* Begin DATASET *
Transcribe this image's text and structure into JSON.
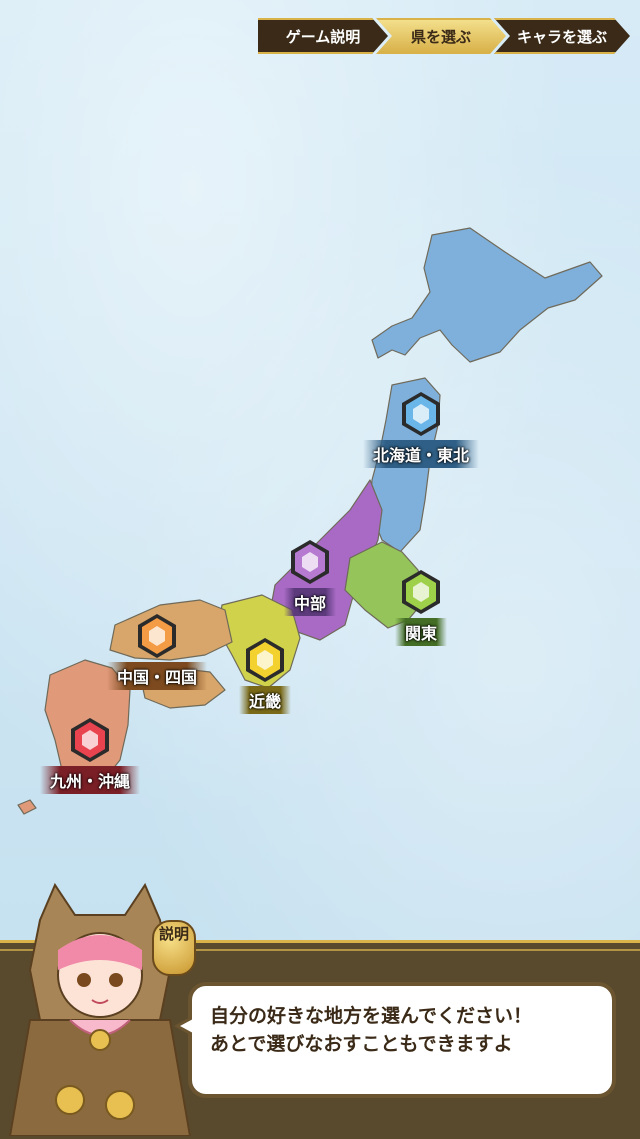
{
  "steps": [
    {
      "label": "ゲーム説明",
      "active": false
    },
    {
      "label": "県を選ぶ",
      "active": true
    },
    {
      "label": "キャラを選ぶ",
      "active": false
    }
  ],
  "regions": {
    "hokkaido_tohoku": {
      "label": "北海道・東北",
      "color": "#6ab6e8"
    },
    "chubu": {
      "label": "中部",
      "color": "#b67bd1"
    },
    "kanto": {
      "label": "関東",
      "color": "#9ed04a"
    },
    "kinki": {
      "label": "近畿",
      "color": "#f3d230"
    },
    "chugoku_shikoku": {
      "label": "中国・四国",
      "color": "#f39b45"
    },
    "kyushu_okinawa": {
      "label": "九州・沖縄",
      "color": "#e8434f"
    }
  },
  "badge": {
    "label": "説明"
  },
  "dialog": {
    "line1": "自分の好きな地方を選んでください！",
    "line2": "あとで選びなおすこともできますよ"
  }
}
* End DATASET *
* Begin DATASET *
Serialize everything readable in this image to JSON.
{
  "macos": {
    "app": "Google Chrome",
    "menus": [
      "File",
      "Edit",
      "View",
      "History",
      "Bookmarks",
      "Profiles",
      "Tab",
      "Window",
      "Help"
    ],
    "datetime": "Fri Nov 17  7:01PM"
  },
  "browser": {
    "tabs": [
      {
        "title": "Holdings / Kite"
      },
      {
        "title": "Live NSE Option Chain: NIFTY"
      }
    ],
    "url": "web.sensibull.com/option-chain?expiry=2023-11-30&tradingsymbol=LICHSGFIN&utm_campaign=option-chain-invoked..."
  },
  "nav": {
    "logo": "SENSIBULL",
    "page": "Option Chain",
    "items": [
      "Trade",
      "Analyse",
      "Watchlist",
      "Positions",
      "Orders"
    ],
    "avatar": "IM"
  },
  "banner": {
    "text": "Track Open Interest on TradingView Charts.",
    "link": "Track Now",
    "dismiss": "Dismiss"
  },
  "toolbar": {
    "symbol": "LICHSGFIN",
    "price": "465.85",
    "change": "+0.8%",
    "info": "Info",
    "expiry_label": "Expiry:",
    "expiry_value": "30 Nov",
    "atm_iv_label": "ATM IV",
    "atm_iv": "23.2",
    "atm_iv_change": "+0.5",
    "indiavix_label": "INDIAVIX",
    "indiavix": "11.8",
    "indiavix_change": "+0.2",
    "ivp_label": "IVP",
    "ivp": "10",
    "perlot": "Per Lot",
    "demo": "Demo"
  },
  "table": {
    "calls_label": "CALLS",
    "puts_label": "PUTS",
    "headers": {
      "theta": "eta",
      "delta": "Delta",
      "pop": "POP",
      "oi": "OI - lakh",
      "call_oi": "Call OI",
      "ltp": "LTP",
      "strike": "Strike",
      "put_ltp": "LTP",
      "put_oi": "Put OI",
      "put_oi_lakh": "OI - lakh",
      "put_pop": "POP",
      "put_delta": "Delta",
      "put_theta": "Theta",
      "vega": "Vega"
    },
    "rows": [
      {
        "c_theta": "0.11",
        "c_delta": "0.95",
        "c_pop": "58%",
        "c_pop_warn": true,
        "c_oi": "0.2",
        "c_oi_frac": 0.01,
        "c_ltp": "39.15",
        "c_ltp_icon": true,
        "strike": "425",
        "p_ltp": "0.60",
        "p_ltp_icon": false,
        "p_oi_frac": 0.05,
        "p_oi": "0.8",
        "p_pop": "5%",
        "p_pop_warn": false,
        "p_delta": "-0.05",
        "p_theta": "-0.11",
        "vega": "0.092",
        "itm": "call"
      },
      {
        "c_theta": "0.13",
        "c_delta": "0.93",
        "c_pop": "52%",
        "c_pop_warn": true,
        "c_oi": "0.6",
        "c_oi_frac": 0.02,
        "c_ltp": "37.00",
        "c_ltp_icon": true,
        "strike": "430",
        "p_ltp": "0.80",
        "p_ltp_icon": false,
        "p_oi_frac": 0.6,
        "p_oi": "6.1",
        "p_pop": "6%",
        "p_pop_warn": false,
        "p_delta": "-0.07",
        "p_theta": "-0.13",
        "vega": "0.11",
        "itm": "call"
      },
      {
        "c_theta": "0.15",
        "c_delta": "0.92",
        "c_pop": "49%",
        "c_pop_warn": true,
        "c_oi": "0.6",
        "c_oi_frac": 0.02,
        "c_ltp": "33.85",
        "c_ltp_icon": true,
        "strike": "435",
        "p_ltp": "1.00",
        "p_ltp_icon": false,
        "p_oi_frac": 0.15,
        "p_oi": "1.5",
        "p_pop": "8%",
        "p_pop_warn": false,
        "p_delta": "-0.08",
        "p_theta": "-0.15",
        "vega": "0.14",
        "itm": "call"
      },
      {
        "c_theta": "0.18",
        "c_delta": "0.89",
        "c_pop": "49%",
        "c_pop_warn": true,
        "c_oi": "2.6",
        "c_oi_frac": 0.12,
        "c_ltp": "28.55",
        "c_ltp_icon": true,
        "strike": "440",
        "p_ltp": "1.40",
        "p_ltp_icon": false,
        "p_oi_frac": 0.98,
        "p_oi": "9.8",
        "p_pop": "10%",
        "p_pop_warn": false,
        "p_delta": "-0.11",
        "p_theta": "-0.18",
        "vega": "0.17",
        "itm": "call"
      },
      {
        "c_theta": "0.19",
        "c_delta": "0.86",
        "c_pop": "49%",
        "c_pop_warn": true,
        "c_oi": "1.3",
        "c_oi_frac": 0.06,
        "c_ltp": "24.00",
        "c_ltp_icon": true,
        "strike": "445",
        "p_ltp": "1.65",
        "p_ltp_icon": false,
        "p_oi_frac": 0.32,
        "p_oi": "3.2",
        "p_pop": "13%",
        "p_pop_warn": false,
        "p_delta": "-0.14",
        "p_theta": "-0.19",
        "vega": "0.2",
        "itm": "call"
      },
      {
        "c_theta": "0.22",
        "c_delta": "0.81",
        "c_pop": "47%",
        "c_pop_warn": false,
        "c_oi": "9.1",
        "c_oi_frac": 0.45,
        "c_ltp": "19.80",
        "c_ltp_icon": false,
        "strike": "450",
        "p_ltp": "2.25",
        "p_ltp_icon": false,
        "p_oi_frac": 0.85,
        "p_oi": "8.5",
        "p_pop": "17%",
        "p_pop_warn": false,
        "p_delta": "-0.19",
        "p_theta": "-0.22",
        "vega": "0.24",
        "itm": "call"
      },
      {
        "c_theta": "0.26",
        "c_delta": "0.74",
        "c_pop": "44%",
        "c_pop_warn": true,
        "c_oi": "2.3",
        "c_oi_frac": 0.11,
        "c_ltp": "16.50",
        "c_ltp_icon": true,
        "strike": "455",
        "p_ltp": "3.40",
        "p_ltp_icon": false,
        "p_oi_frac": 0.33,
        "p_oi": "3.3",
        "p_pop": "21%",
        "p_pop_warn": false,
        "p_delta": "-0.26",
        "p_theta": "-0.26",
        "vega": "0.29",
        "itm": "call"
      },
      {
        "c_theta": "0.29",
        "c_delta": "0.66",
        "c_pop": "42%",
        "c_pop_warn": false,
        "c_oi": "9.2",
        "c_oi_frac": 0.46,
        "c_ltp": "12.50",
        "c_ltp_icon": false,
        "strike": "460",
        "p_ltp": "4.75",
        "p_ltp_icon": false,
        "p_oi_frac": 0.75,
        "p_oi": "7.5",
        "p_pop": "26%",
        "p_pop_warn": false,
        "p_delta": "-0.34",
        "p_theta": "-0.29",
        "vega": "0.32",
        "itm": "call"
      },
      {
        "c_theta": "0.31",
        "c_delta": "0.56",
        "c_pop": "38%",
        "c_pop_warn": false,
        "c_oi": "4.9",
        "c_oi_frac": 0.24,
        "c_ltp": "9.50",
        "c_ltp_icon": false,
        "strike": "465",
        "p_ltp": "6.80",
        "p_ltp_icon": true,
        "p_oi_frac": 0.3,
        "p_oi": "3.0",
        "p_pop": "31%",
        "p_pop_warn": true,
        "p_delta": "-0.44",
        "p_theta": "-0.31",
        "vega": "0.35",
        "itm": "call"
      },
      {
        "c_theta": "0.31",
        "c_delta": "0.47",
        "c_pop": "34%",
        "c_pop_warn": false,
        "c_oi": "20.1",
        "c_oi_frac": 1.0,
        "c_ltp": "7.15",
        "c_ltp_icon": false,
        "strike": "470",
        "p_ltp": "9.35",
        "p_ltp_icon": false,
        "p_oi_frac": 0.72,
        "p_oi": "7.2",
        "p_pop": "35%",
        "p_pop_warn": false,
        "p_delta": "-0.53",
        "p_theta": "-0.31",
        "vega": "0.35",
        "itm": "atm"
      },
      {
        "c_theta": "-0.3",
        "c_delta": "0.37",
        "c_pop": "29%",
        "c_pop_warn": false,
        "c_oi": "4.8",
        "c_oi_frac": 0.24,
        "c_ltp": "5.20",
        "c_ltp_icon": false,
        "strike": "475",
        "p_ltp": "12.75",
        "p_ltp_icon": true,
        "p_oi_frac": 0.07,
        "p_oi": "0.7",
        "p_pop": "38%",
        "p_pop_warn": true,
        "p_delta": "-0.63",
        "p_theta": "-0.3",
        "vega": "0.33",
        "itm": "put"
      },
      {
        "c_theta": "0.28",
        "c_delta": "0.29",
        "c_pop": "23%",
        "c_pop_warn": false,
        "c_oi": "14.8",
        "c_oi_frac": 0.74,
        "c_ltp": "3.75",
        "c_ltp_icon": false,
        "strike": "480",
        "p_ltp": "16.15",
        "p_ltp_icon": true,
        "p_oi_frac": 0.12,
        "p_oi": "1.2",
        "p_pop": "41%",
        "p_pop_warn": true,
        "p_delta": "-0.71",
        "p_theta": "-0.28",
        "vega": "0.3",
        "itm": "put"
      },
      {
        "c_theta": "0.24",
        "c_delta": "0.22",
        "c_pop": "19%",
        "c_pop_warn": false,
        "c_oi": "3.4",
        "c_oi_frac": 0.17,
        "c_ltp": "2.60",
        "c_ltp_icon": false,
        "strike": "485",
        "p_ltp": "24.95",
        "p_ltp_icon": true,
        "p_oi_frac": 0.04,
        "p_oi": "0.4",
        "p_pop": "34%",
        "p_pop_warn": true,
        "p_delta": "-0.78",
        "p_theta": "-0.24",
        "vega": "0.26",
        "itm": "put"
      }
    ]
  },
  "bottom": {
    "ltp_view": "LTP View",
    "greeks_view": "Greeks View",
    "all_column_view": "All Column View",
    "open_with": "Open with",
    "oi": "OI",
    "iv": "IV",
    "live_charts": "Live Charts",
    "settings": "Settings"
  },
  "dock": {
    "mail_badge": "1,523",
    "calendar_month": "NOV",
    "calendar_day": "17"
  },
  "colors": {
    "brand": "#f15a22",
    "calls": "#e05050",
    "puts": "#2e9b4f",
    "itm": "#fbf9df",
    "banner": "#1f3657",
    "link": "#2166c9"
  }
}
* End DATASET *
### TASK DIRECTIONS
Filter the entries above down to the lines containing the word "text".

### CORRECT OUTPUT
Transcribe this image's text and structure into JSON.
    "text": "Track Open Interest on TradingView Charts.",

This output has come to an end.